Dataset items
▼▼▼

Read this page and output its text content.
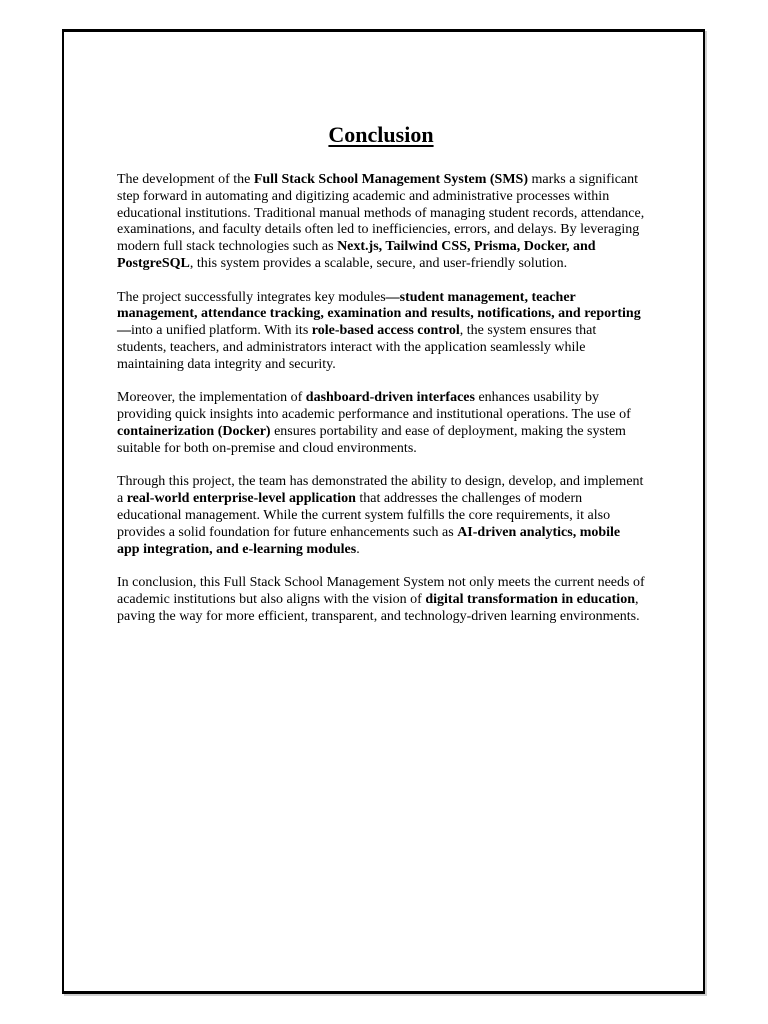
Conclusion

The development of the Full Stack School Management System (SMS) marks a significant step forward in automating and digitizing academic and administrative processes within educational institutions. Traditional manual methods of managing student records, attendance, examinations, and faculty details often led to inefficiencies, errors, and delays. By leveraging modern full stack technologies such as Next.js, Tailwind CSS, Prisma, Docker, and PostgreSQL, this system provides a scalable, secure, and user-friendly solution.

The project successfully integrates key modules—student management, teacher management, attendance tracking, examination and results, notifications, and reporting—into a unified platform. With its role-based access control, the system ensures that students, teachers, and administrators interact with the application seamlessly while maintaining data integrity and security.

Moreover, the implementation of dashboard-driven interfaces enhances usability by providing quick insights into academic performance and institutional operations. The use of containerization (Docker) ensures portability and ease of deployment, making the system suitable for both on-premise and cloud environments.

Through this project, the team has demonstrated the ability to design, develop, and implement a real-world enterprise-level application that addresses the challenges of modern educational management. While the current system fulfills the core requirements, it also provides a solid foundation for future enhancements such as AI-driven analytics, mobile app integration, and e-learning modules.

In conclusion, this Full Stack School Management System not only meets the current needs of academic institutions but also aligns with the vision of digital transformation in education, paving the way for more efficient, transparent, and technology-driven learning environments.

▲▲▲

Short task: Go through the data above and transcribe it in full, omitting any image.

Problem solution:
Read this page and output its text content.
Conclusion

The development of the Full Stack School Management System (SMS) marks a significant step forward in automating and digitizing academic and administrative processes within educational institutions. Traditional manual methods of managing student records, attendance, examinations, and faculty details often led to inefficiencies, errors, and delays. By leveraging modern full stack technologies such as Next.js, Tailwind CSS, Prisma, Docker, and PostgreSQL, this system provides a scalable, secure, and user-friendly solution.

The project successfully integrates key modules—student management, teacher management, attendance tracking, examination and results, notifications, and reporting—into a unified platform. With its role-based access control, the system ensures that students, teachers, and administrators interact with the application seamlessly while maintaining data integrity and security.

Moreover, the implementation of dashboard-driven interfaces enhances usability by providing quick insights into academic performance and institutional operations. The use of containerization (Docker) ensures portability and ease of deployment, making the system suitable for both on-premise and cloud environments.

Through this project, the team has demonstrated the ability to design, develop, and implement a real-world enterprise-level application that addresses the challenges of modern educational management. While the current system fulfills the core requirements, it also provides a solid foundation for future enhancements such as AI-driven analytics, mobile app integration, and e-learning modules.

In conclusion, this Full Stack School Management System not only meets the current needs of academic institutions but also aligns with the vision of digital transformation in education, paving the way for more efficient, transparent, and technology-driven learning environments.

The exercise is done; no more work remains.